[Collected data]
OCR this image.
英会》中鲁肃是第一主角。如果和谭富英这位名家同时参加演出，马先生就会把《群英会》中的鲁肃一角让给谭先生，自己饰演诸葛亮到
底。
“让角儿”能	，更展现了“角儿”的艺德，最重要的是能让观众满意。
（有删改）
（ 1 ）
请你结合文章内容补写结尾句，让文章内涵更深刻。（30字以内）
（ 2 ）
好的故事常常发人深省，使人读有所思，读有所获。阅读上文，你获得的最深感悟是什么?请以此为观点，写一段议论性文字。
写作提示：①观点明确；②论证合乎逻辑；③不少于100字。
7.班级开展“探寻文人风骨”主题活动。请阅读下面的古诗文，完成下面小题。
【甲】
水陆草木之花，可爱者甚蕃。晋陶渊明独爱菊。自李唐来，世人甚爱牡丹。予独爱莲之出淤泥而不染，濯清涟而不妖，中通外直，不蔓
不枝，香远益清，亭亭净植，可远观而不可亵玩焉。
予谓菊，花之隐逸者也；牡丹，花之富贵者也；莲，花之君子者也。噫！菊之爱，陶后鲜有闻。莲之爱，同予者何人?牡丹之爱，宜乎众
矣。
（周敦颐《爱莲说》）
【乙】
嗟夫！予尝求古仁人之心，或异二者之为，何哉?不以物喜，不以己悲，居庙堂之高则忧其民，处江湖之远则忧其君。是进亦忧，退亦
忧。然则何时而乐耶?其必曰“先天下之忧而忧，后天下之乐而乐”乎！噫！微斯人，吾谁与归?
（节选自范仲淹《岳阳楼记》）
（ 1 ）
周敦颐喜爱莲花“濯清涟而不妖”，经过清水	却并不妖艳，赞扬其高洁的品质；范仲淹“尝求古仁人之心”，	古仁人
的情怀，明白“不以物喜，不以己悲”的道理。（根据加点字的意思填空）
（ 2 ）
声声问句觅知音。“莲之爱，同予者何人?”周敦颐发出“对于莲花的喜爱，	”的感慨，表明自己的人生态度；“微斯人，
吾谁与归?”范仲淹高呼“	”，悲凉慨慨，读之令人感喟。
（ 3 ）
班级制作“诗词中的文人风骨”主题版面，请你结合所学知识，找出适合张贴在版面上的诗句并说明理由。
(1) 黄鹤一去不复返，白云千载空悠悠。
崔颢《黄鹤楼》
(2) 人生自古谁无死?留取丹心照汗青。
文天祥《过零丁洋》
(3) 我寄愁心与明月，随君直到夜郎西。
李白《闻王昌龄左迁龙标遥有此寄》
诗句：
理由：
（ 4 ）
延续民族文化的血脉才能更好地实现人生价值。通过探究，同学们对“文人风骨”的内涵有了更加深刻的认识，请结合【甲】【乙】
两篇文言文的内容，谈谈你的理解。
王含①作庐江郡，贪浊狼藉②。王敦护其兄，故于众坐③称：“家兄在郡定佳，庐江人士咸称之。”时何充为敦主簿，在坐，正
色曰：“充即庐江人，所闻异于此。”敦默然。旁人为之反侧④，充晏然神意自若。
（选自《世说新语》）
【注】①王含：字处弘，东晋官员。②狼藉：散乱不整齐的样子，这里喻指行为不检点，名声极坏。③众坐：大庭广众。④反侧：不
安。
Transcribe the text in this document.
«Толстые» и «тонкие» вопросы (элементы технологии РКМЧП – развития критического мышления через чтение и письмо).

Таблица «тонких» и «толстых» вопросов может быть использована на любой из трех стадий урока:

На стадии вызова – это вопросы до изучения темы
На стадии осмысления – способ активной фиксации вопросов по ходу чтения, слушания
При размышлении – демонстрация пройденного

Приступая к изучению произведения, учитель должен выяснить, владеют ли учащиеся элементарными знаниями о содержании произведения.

▶ [WHAT THE TASK REQUIRES]
Every entry should be printed again exactly as it stands.

▶ [RESULT FOR THIS TASK]
OCR this image.
英会》中鲁肃是第一主角。如果和谭富英这位名家同时参加演出，马先生就会把《群英会》中的鲁肃一角让给谭先生，自己饰演诸葛亮到
底。
“让角儿”能	，更展现了“角儿”的艺德，最重要的是能让观众满意。
（有删改）
（ 1 ）
请你结合文章内容补写结尾句，让文章内涵更深刻。（30字以内）
（ 2 ）
好的故事常常发人深省，使人读有所思，读有所获。阅读上文，你获得的最深感悟是什么?请以此为观点，写一段议论性文字。
写作提示：①观点明确；②论证合乎逻辑；③不少于100字。
7.班级开展“探寻文人风骨”主题活动。请阅读下面的古诗文，完成下面小题。
【甲】
水陆草木之花，可爱者甚蕃。晋陶渊明独爱菊。自李唐来，世人甚爱牡丹。予独爱莲之出淤泥而不染，濯清涟而不妖，中通外直，不蔓
不枝，香远益清，亭亭净植，可远观而不可亵玩焉。
予谓菊，花之隐逸者也；牡丹，花之富贵者也；莲，花之君子者也。噫！菊之爱，陶后鲜有闻。莲之爱，同予者何人?牡丹之爱，宜乎众
矣。
（周敦颐《爱莲说》）
【乙】
嗟夫！予尝求古仁人之心，或异二者之为，何哉?不以物喜，不以己悲，居庙堂之高则忧其民，处江湖之远则忧其君。是进亦忧，退亦
忧。然则何时而乐耶?其必曰“先天下之忧而忧，后天下之乐而乐”乎！噫！微斯人，吾谁与归?
（节选自范仲淹《岳阳楼记》）
（ 1 ）
周敦颐喜爱莲花“濯清涟而不妖”，经过清水	却并不妖艳，赞扬其高洁的品质；范仲淹“尝求古仁人之心”，	古仁人
的情怀，明白“不以物喜，不以己悲”的道理。（根据加点字的意思填空）
（ 2 ）
声声问句觅知音。“莲之爱，同予者何人?”周敦颐发出“对于莲花的喜爱，	”的感慨，表明自己的人生态度；“微斯人，
吾谁与归?”范仲淹高呼“	”，悲凉慨慨，读之令人感喟。
（ 3 ）
班级制作“诗词中的文人风骨”主题版面，请你结合所学知识，找出适合张贴在版面上的诗句并说明理由。
(1) 黄鹤一去不复返，白云千载空悠悠。
崔颢《黄鹤楼》
(2) 人生自古谁无死?留取丹心照汗青。
文天祥《过零丁洋》
(3) 我寄愁心与明月，随君直到夜郎西。
李白《闻王昌龄左迁龙标遥有此寄》
诗句：
理由：
（ 4 ）
延续民族文化的血脉才能更好地实现人生价值。通过探究，同学们对“文人风骨”的内涵有了更加深刻的认识，请结合【甲】【乙】
两篇文言文的内容，谈谈你的理解。
王含①作庐江郡，贪浊狼藉②。王敦护其兄，故于众坐③称：“家兄在郡定佳，庐江人士咸称之。”时何充为敦主簿，在坐，正
色曰：“充即庐江人，所闻异于此。”敦默然。旁人为之反侧④，充晏然神意自若。
（选自《世说新语》）
【注】①王含：字处弘，东晋官员。②狼藉：散乱不整齐的样子，这里喻指行为不检点，名声极坏。③众坐：大庭广众。④反侧：不
安。
Transcribe the text in this document.
«Толстые» и «тонкие» вопросы (элементы технологии РКМЧП – развития критического мышления через чтение и письмо).

Таблица «тонких» и «толстых» вопросов может быть использована на любой из трех стадий урока:

На стадии вызова – это вопросы до изучения темы
На стадии осмысления – способ активной фиксации вопросов по ходу чтения, слушания
При размышлении – демонстрация пройденного

Приступая к изучению произведения, учитель должен выяснить, владеют ли учащиеся элементарными знаниями о содержании произведения.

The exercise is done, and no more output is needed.